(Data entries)
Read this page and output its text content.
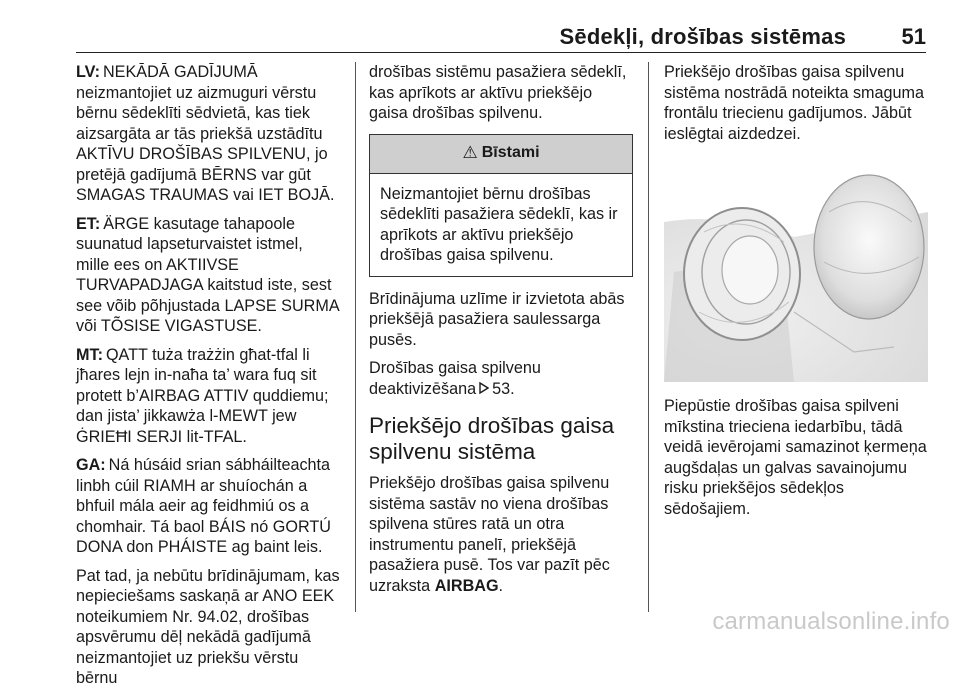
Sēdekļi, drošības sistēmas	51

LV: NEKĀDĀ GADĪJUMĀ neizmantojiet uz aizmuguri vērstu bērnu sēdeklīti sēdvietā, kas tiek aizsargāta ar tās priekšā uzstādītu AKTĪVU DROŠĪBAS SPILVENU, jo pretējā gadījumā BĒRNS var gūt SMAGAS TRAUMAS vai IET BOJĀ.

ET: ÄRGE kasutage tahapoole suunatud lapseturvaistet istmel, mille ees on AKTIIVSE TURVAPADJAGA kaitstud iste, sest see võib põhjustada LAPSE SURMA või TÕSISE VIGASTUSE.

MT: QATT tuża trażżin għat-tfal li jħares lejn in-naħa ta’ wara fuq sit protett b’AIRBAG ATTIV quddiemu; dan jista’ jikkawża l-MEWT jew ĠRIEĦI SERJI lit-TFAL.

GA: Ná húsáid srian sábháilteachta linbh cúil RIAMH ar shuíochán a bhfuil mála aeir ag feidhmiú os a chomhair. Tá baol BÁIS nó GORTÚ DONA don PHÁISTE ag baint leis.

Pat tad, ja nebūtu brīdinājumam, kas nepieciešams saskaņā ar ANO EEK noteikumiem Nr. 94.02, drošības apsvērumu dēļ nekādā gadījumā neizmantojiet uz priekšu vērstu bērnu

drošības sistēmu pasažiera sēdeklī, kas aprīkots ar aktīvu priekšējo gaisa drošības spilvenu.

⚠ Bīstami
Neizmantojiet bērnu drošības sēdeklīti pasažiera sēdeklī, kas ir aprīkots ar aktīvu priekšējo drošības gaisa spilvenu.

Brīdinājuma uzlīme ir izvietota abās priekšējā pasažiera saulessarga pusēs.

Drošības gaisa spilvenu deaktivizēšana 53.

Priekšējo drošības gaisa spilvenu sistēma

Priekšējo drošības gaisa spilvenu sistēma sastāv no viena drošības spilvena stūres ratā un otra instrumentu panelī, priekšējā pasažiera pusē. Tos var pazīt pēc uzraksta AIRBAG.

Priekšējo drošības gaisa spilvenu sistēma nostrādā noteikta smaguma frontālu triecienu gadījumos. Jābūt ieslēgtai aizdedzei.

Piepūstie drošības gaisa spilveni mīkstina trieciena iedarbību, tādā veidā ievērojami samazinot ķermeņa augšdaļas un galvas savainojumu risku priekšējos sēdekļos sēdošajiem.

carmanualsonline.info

SET EXERCISE:
Except for the pictures, copy the material above exactly.

COMPLETE OUTPUT:
Read this page and output its text content.
Sēdekļi, drošības sistēmas	51

LV: NEKĀDĀ GADĪJUMĀ neizmantojiet uz aizmuguri vērstu bērnu sēdeklīti sēdvietā, kas tiek aizsargāta ar tās priekšā uzstādītu AKTĪVU DROŠĪBAS SPILVENU, jo pretējā gadījumā BĒRNS var gūt SMAGAS TRAUMAS vai IET BOJĀ.

ET: ÄRGE kasutage tahapoole suunatud lapseturvaistet istmel, mille ees on AKTIIVSE TURVAPADJAGA kaitstud iste, sest see võib põhjustada LAPSE SURMA või TÕSISE VIGASTUSE.

MT: QATT tuża trażżin għat-tfal li jħares lejn in-naħa ta’ wara fuq sit protett b’AIRBAG ATTIV quddiemu; dan jista’ jikkawża l-MEWT jew ĠRIEĦI SERJI lit-TFAL.

GA: Ná húsáid srian sábháilteachta linbh cúil RIAMH ar shuíochán a bhfuil mála aeir ag feidhmiú os a chomhair. Tá baol BÁIS nó GORTÚ DONA don PHÁISTE ag baint leis.

Pat tad, ja nebūtu brīdinājumam, kas nepieciešams saskaņā ar ANO EEK noteikumiem Nr. 94.02, drošības apsvērumu dēļ nekādā gadījumā neizmantojiet uz priekšu vērstu bērnu

drošības sistēmu pasažiera sēdeklī, kas aprīkots ar aktīvu priekšējo gaisa drošības spilvenu.

⚠ Bīstami
Neizmantojiet bērnu drošības sēdeklīti pasažiera sēdeklī, kas ir aprīkots ar aktīvu priekšējo drošības gaisa spilvenu.

Brīdinājuma uzlīme ir izvietota abās priekšējā pasažiera saulessarga pusēs.

Drošības gaisa spilvenu deaktivizēšana 53.

Priekšējo drošības gaisa spilvenu sistēma

Priekšējo drošības gaisa spilvenu sistēma sastāv no viena drošības spilvena stūres ratā un otra instrumentu panelī, priekšējā pasažiera pusē. Tos var pazīt pēc uzraksta AIRBAG.

Priekšējo drošības gaisa spilvenu sistēma nostrādā noteikta smaguma frontālu triecienu gadījumos. Jābūt ieslēgtai aizdedzei.

Piepūstie drošības gaisa spilveni mīkstina trieciena iedarbību, tādā veidā ievērojami samazinot ķermeņa augšdaļas un galvas savainojumu risku priekšējos sēdekļos sēdošajiem.

carmanualsonline.info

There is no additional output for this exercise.